The entire listing is to be repeated verbatim.

_Stored data entries_:
● ● ● ● ●

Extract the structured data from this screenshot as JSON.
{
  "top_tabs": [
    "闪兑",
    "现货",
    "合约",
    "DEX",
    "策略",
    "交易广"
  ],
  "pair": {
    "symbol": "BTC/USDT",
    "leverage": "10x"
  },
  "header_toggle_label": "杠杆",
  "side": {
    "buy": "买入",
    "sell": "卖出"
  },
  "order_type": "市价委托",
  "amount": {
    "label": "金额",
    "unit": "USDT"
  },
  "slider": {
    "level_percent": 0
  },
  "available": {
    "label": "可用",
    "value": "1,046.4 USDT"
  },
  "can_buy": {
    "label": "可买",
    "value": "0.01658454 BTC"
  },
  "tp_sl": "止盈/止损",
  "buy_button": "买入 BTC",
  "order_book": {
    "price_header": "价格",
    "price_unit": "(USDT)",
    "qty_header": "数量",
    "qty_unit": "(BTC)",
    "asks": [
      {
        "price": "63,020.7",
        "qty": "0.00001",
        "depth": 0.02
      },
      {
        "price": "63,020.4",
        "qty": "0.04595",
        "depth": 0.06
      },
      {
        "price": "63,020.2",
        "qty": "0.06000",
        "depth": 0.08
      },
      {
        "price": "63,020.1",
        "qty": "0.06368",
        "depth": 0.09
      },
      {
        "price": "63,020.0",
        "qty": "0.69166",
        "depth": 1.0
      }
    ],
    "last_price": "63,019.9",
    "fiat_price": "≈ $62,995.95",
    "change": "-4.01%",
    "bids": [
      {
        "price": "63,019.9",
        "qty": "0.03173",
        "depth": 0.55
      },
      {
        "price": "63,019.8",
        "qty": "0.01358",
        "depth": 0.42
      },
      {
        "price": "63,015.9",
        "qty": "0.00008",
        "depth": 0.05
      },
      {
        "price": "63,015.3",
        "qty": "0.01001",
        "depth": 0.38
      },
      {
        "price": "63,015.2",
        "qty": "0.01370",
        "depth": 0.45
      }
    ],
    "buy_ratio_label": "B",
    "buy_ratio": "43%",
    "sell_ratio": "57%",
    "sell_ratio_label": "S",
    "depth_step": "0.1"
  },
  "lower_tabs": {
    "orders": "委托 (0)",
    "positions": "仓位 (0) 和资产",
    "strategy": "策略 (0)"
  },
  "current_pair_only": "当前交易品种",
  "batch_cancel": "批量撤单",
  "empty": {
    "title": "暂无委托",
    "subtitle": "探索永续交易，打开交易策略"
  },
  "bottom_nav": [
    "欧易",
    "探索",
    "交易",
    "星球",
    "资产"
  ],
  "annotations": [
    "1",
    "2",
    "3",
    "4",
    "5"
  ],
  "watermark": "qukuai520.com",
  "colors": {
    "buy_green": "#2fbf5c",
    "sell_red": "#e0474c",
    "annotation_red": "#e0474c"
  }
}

● ● ● ● ●

_In response_:
Extract the structured data from this screenshot as JSON.
{
  "top_tabs": [
    "闪兑",
    "现货",
    "合约",
    "DEX",
    "策略",
    "交易广"
  ],
  "pair": {
    "symbol": "BTC/USDT",
    "leverage": "10x"
  },
  "header_toggle_label": "杠杆",
  "side": {
    "buy": "买入",
    "sell": "卖出"
  },
  "order_type": "市价委托",
  "amount": {
    "label": "金额",
    "unit": "USDT"
  },
  "slider": {
    "level_percent": 0
  },
  "available": {
    "label": "可用",
    "value": "1,046.4 USDT"
  },
  "can_buy": {
    "label": "可买",
    "value": "0.01658454 BTC"
  },
  "tp_sl": "止盈/止损",
  "buy_button": "买入 BTC",
  "order_book": {
    "price_header": "价格",
    "price_unit": "(USDT)",
    "qty_header": "数量",
    "qty_unit": "(BTC)",
    "asks": [
      {
        "price": "63,020.7",
        "qty": "0.00001",
        "depth": 0.02
      },
      {
        "price": "63,020.4",
        "qty": "0.04595",
        "depth": 0.06
      },
      {
        "price": "63,020.2",
        "qty": "0.06000",
        "depth": 0.08
      },
      {
        "price": "63,020.1",
        "qty": "0.06368",
        "depth": 0.09
      },
      {
        "price": "63,020.0",
        "qty": "0.69166",
        "depth": 1.0
      }
    ],
    "last_price": "63,019.9",
    "fiat_price": "≈ $62,995.95",
    "change": "-4.01%",
    "bids": [
      {
        "price": "63,019.9",
        "qty": "0.03173",
        "depth": 0.55
      },
      {
        "price": "63,019.8",
        "qty": "0.01358",
        "depth": 0.42
      },
      {
        "price": "63,015.9",
        "qty": "0.00008",
        "depth": 0.05
      },
      {
        "price": "63,015.3",
        "qty": "0.01001",
        "depth": 0.38
      },
      {
        "price": "63,015.2",
        "qty": "0.01370",
        "depth": 0.45
      }
    ],
    "buy_ratio_label": "B",
    "buy_ratio": "43%",
    "sell_ratio": "57%",
    "sell_ratio_label": "S",
    "depth_step": "0.1"
  },
  "lower_tabs": {
    "orders": "委托 (0)",
    "positions": "仓位 (0) 和资产",
    "strategy": "策略 (0)"
  },
  "current_pair_only": "当前交易品种",
  "batch_cancel": "批量撤单",
  "empty": {
    "title": "暂无委托",
    "subtitle": "探索永续交易，打开交易策略"
  },
  "bottom_nav": [
    "欧易",
    "探索",
    "交易",
    "星球",
    "资产"
  ],
  "annotations": [
    "1",
    "2",
    "3",
    "4",
    "5"
  ],
  "watermark": "qukuai520.com",
  "colors": {
    "buy_green": "#2fbf5c",
    "sell_red": "#e0474c",
    "annotation_red": "#e0474c"
  }
}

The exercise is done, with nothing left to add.